The following unaudited pro forma condensed combined balance sheet as of December 31, 2020 and the unaudited pro forma condensed combined statements of operations for the year ended December 31, 2020 are based on the historical financial statements of REE and historical financial statements of 10X Capital. The transaction accounting adjustments for the transaction consist of those necessary to account for the transaction.
The unaudited pro forma condensed combined balance sheet as of December 31, 2020, assumes that the Transactions occurred on December 31, 2020. The unaudited pro forma condensed combined statements of income for the year ended December 31, 2020 present pro forma effect to the Transactions as if they had been completed on January 1, 2020.
REE and 10X Capital did not have any historical relationship prior to the Transactions. Accordingly, no pro forma adjustments were required to eliminate activities between the companies.
The unaudited pro forma condensed combined balance sheet as of December 31, 2020 has been prepared using, and should be read in conjunction with, the following:
● | 10X Capital’s audited balance sheet data as of December 31, 2020 incorporated by reference to pages F-30 to F-50 of the Proxy Statement/Prospectus, filed with the SEC on July 1, 2021; and |
● | REE’s audited consolidated balance sheet as of December 31, 2020 and the related notes for the year ended December 31, 2020 incorporated by reference to pages F-2 to F-29 of the Proxy Statement/Prospectus, filed with the SEC on July 1, 2021. |
The unaudited pro forma condensed combined statement of operations for the year ended December 31, 2020 has been prepared using, and should be read in conjunction with, the following:
● | 10X Capital’s audited statement of operations data for the period from August 10, 2020 (inception) through December 31, 2020 incorporated by reference to pages F-30 to F-50 of the Proxy Statement/Prospectus, filed with the SEC on July 1, 2021; and |
● | REE’s audited consolidated statements of operation for the year ended December 31, 2020 and the related notes, incorporated by reference to pages F-2 to F-29 of the Proxy Statement/Prospectus, filed with the SEC on July 1, 2021. |
Management has made significant estimates and assumptions in its determination of the pro forma adjustments. As the unaudited pro forma condensed combined financial information has been prepared based on these preliminary estimates, the final amounts recorded may differ materially from the information presented.

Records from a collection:
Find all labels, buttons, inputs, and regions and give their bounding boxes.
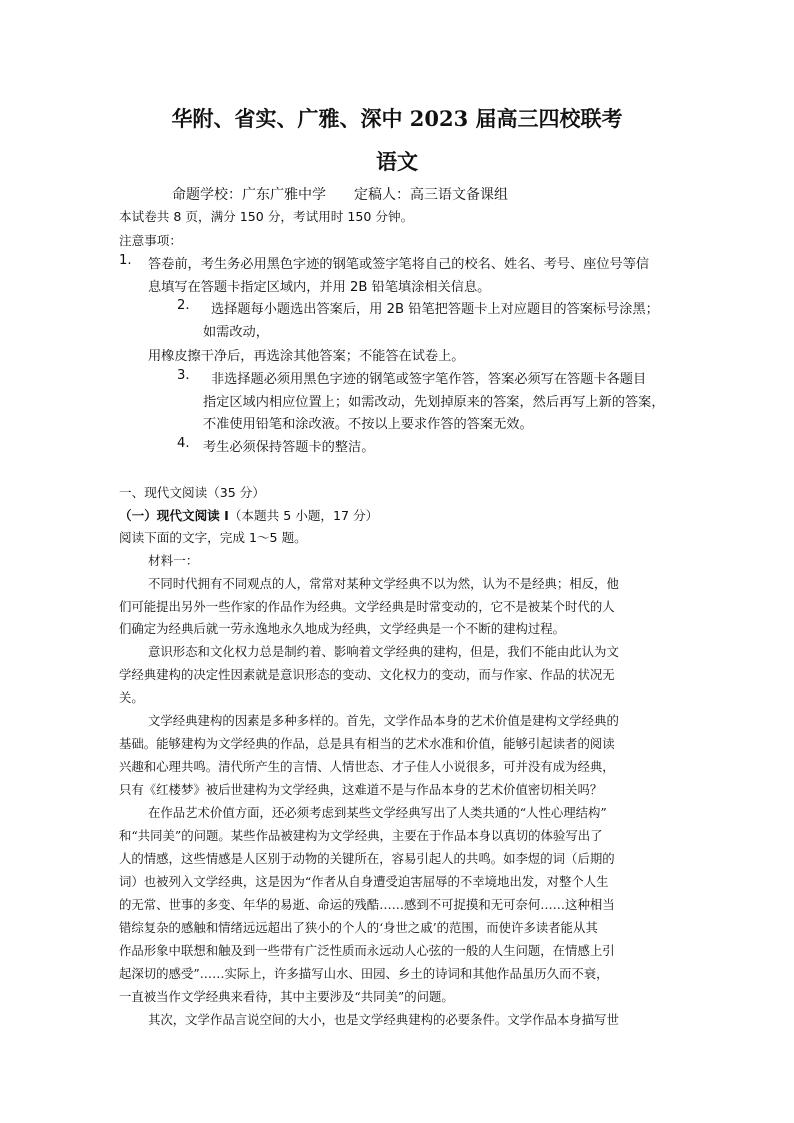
paragraph-4-line-9: 一直被当作文学经典来看待，其中主要涉及“共同美”的问题。 <box>119 989 454 1004</box>
paragraph-1-line-3: 们确定为经典后就一劳永逸地永久地成为经典，文学经典是一个不断的建构过程。 <box>119 621 566 636</box>
paragraph-2-line-2: 学经典建构的决定性因素就是意识形态的变动、文化权力的变动，而与作家、作品的状况无 <box>119 667 615 682</box>
paragraph-2-line-1: 意识形态和文化权力总是制约着、影响着文学经典的建构，但是，我们不能由此认为文 <box>148 644 619 659</box>
paragraph-4-line-7: 作品形象中联想和触及到一些带有广泛性质而永远动人心弦的一般的人生问题，在情感上引 <box>119 943 615 958</box>
notice-item-2-line-2: 如需改动， <box>203 325 269 340</box>
paragraph-3-line-4: 只有《红楼梦》被后世建构为文学经典，这难道不是与作品本身的艺术价值密切相关吗？ <box>119 782 603 797</box>
paragraph-1-line-1: 不同时代拥有不同观点的人，常常对某种文学经典不以为然，认为不是经典；相反，他 <box>148 576 619 591</box>
paragraph-4-line-8: 起深切的感受”……实际上，许多描写山水、田园、乡土的诗词和其他作品虽历久而不衰， <box>119 966 609 981</box>
notice-item-2-number: 2. <box>177 298 190 313</box>
paragraph-3-line-1: 文学经典建构的因素是多种多样的。首先，文学作品本身的艺术价值是建构文学经典的 <box>148 713 619 728</box>
notice-item-2-line-3: 用橡皮擦干净后，再选涂其他答案；不能答在试卷上。 <box>148 349 465 364</box>
exam-info: 本试卷共 8 页，满分 150 分，考试用时 150 分钟。 <box>119 209 414 224</box>
paragraph-4-line-4: 词）也被列入文学经典，这是因为“作者从自身遭受迫害屈辱的不幸境地出发，对整个人生 <box>119 874 609 889</box>
notice-item-2-line-1: 选择题每小题选出答案后，用 2B 铅笔把答题卡上对应题目的答案标号涂黑； <box>211 302 659 317</box>
notice-item-4-line-1: 考生必须保持答题卡的整洁。 <box>203 440 375 455</box>
subsection-heading-bold: （一）现代文阅读 I <box>119 508 229 523</box>
paragraph-3-line-2: 基础。能够建构为文学经典的作品，总是具有相当的艺术水准和价值，能够引起读者的阅读 <box>119 736 615 751</box>
notice-item-3-number: 3. <box>177 368 190 383</box>
paragraph-5-line-1: 其次，文学作品言说空间的大小，也是文学经典建构的必要条件。文学作品本身描写世 <box>148 1012 619 1027</box>
notice-item-4-number: 4. <box>177 436 190 451</box>
notice-item-3-line-2: 指定区域内相应位置上；如需改动，先划掉原来的答案，然后再写上新的答案， <box>203 395 665 410</box>
paragraph-3-line-3: 兴趣和心理共鸣。清代所产生的言情、人情世态、才子佳人小说很多，可并没有成为经典， <box>119 759 615 774</box>
notice-item-3-line-1: 非选择题必须用黑色字迹的钢笔或签字笔作答，答案必须写在答题卡各题目 <box>211 372 647 387</box>
paragraph-4-line-5: 的无常、世事的多变、年华的易逝、命运的残酷……感到不可捉摸和无可奈何……这种相当 <box>119 897 615 912</box>
notice-item-3-line-3: 不准使用铅笔和涂改液。不按以上要求作答的答案无效。 <box>203 417 533 432</box>
notice-item-1-number: 1. <box>119 253 132 268</box>
notice-item-1-line-2: 息填写在答题卡指定区域内，并用 2B 铅笔填涂相关信息。 <box>148 280 491 295</box>
paragraph-4-line-3: 人的情感，这些情感是人区别于动物的关键所在，容易引起人的共鸣。如李煜的词（后期的 <box>119 851 615 866</box>
exam-meta: 命题学校：广东广雅中学 定稿人：高三语文备课组 <box>172 187 508 203</box>
section-heading: 一、现代文阅读（35 分） <box>119 485 265 500</box>
reading-instruction: 阅读下面的文字，完成 1～5 题。 <box>119 530 307 545</box>
paragraph-2-line-3: 关。 <box>119 690 144 705</box>
notice-heading: 注意事项： <box>119 233 182 248</box>
subsection-heading-rest: （本题共 5 小题，17 分） <box>228 508 379 523</box>
material-label: 材料一： <box>148 553 199 568</box>
subject-title: 语文 <box>376 149 418 174</box>
paragraph-1-line-2: 们可能提出另外一些作家的作品作为经典。文学经典是时常变动的，它不是被某个时代的人 <box>119 599 615 614</box>
paragraph-4-line-6: 错综复杂的感触和情绪远远超出了狭小的个人的‘身世之戚’的范围，而使许多读者能从其 <box>119 920 598 935</box>
exam-title: 华附、省实、广雅、深中 2023 届高三四校联考 <box>171 106 623 131</box>
subsection-heading <box>119 505 378 524</box>
paragraph-4-line-1: 在作品艺术价值方面，还必须考虑到某些文学经典写出了人类共通的“人性心理结构” <box>148 805 607 820</box>
paragraph-4-line-2: 和“共同美”的问题。某些作品被建构为文学经典，主要在于作品本身以真切的体验写出了 <box>119 828 603 843</box>
notice-item-1-line-1: 答卷前，考生务必用黑色字迹的钢笔或签字笔将自己的校名、姓名、考号、座位号等信 <box>148 257 650 272</box>
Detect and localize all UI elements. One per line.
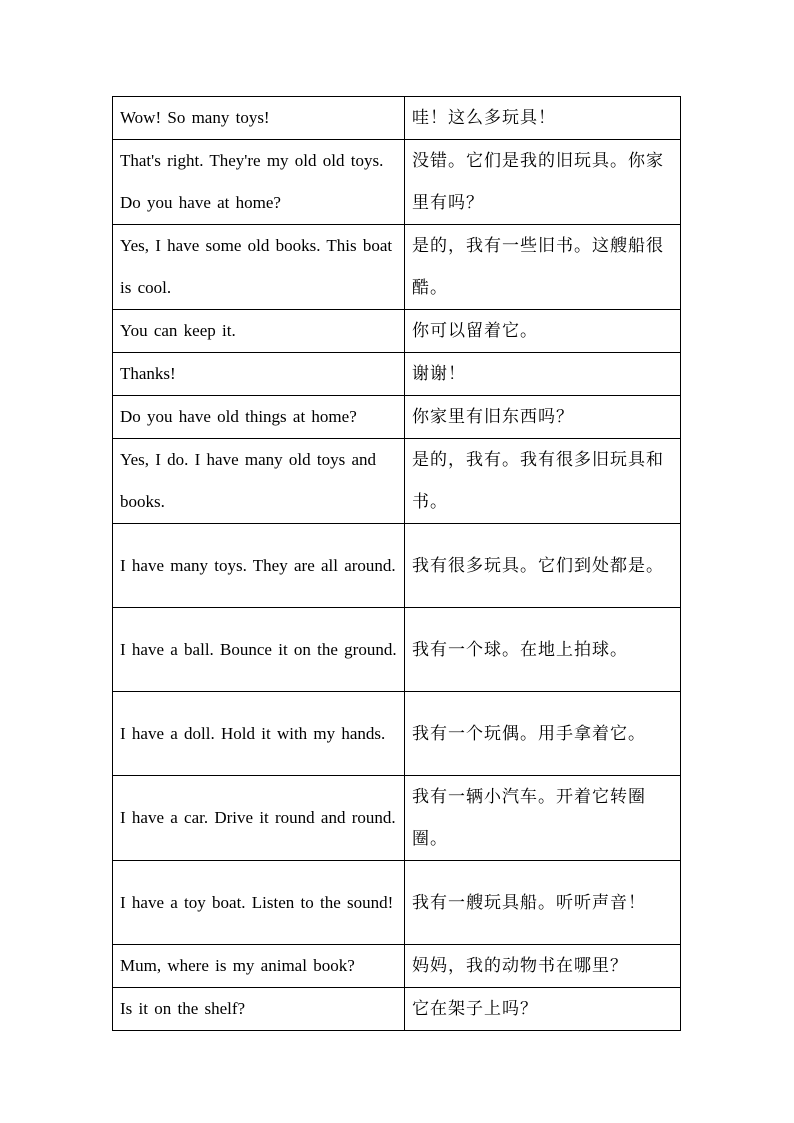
chinese-cell: 我有一个玩偶。用手拿着它。 bbox=[405, 692, 681, 776]
english-cell: I have a ball. Bounce it on the ground. bbox=[113, 608, 405, 692]
table-row bbox=[113, 225, 681, 310]
chinese-cell: 是的，我有一些旧书。这艘船很酷。 bbox=[405, 225, 681, 310]
table-row bbox=[113, 524, 681, 608]
english-cell: Thanks! bbox=[113, 353, 405, 396]
table-row bbox=[113, 776, 681, 861]
english-cell: Do you have old things at home? bbox=[113, 396, 405, 439]
english-cell: Yes, I do. I have many old toys and books. bbox=[113, 439, 405, 524]
english-cell: Mum, where is my animal book? bbox=[113, 945, 405, 988]
dialogue-table bbox=[112, 96, 681, 1031]
chinese-cell: 没错。它们是我的旧玩具。你家里有吗？ bbox=[405, 140, 681, 225]
chinese-cell: 哇！这么多玩具！ bbox=[405, 97, 681, 140]
chinese-cell: 你可以留着它。 bbox=[405, 310, 681, 353]
english-cell: I have a doll. Hold it with my hands. bbox=[113, 692, 405, 776]
chinese-cell: 谢谢！ bbox=[405, 353, 681, 396]
table-row bbox=[113, 692, 681, 776]
chinese-cell: 我有很多玩具。它们到处都是。 bbox=[405, 524, 681, 608]
chinese-cell: 是的，我有。我有很多旧玩具和书。 bbox=[405, 439, 681, 524]
table-row bbox=[113, 861, 681, 945]
table-row bbox=[113, 988, 681, 1031]
table-row bbox=[113, 608, 681, 692]
table-row bbox=[113, 945, 681, 988]
table-row bbox=[113, 97, 681, 140]
chinese-cell: 妈妈，我的动物书在哪里？ bbox=[405, 945, 681, 988]
english-cell: Is it on the shelf? bbox=[113, 988, 405, 1031]
english-cell: Yes, I have some old books. This boat is cool. bbox=[113, 225, 405, 310]
table-row bbox=[113, 140, 681, 225]
english-cell: You can keep it. bbox=[113, 310, 405, 353]
english-cell: That's right. They're my old old toys. Do you have at home? bbox=[113, 140, 405, 225]
table-row bbox=[113, 353, 681, 396]
table-row bbox=[113, 439, 681, 524]
table-row bbox=[113, 396, 681, 439]
chinese-cell: 我有一辆小汽车。开着它转圈圈。 bbox=[405, 776, 681, 861]
english-cell: Wow! So many toys! bbox=[113, 97, 405, 140]
english-cell: I have many toys. They are all around. bbox=[113, 524, 405, 608]
chinese-cell: 我有一艘玩具船。听听声音！ bbox=[405, 861, 681, 945]
chinese-cell: 你家里有旧东西吗？ bbox=[405, 396, 681, 439]
english-cell: I have a car. Drive it round and round. bbox=[113, 776, 405, 861]
table-row bbox=[113, 310, 681, 353]
chinese-cell: 我有一个球。在地上拍球。 bbox=[405, 608, 681, 692]
english-cell: I have a toy boat. Listen to the sound! bbox=[113, 861, 405, 945]
chinese-cell: 它在架子上吗？ bbox=[405, 988, 681, 1031]
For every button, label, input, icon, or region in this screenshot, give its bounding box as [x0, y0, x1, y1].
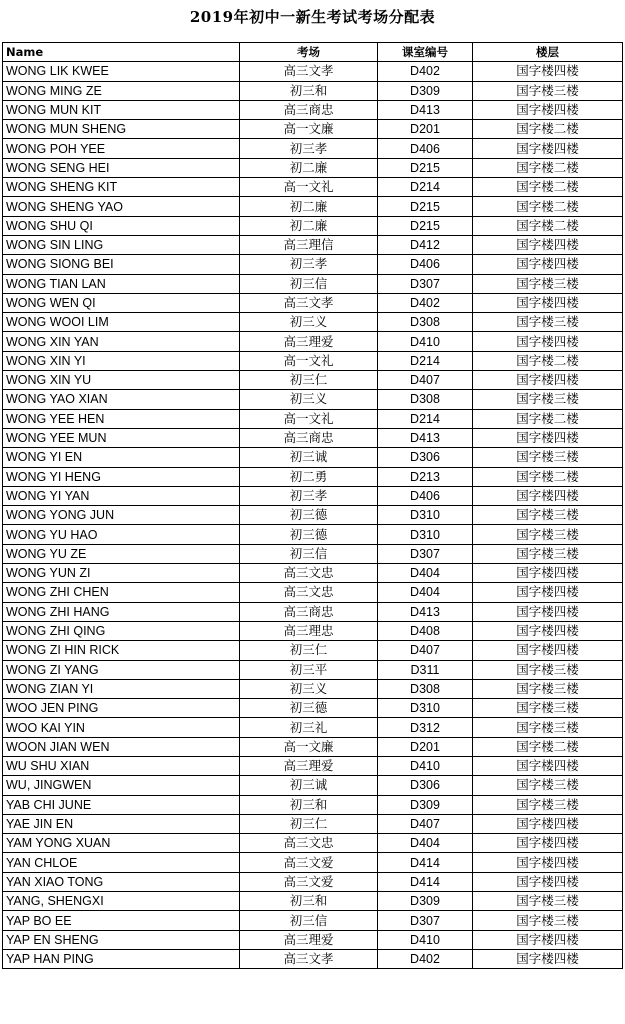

[Problems]
1. Answer these questions from the pro forma text, each on its own line:
(a) On what date does the pro forma balance sheet assume the Transactions occurred?
(b) When did 10X Capital's statement of operations period begin?
(c) Which pages of the Proxy Statement/Prospectus hold REE's audited statements?
2. Carry the pro forma text forward, beginning right after its final sentence.
The listing plays no part in the tasks.

[Answers given]
1.
(a) December 31, 2020
(b) August 10, 2020
(c) Pages F-2 to F-29

2.
The unaudited pro forma condensed combined financial information does not give effect to any anticipated synergies, operating efficiencies, tax savings, or cost savings that may be associated with the Transactions.
The pro forma adjustments reflecting the consummation of the Transactions are based on certain currently available information and certain assumptions and methodologies that 10X Capital and REE believe are reasonable under the circumstances. The unaudited pro forma adjustments, which are described in the accompanying notes, may be revised as additional information becomes available and is evaluated. Therefore, it is likely that the actual adjustments will differ from the pro forma adjustments and it is possible the difference may be material. 10X Capital and REE believe that these assumptions and methodologies provide a reasonable basis for presenting all of the significant effects of the Transactions based on information available to management at the time and that the pro forma adjustments give appropriate effect to those assumptions and are properly applied in the unaudited pro forma condensed combined financial information.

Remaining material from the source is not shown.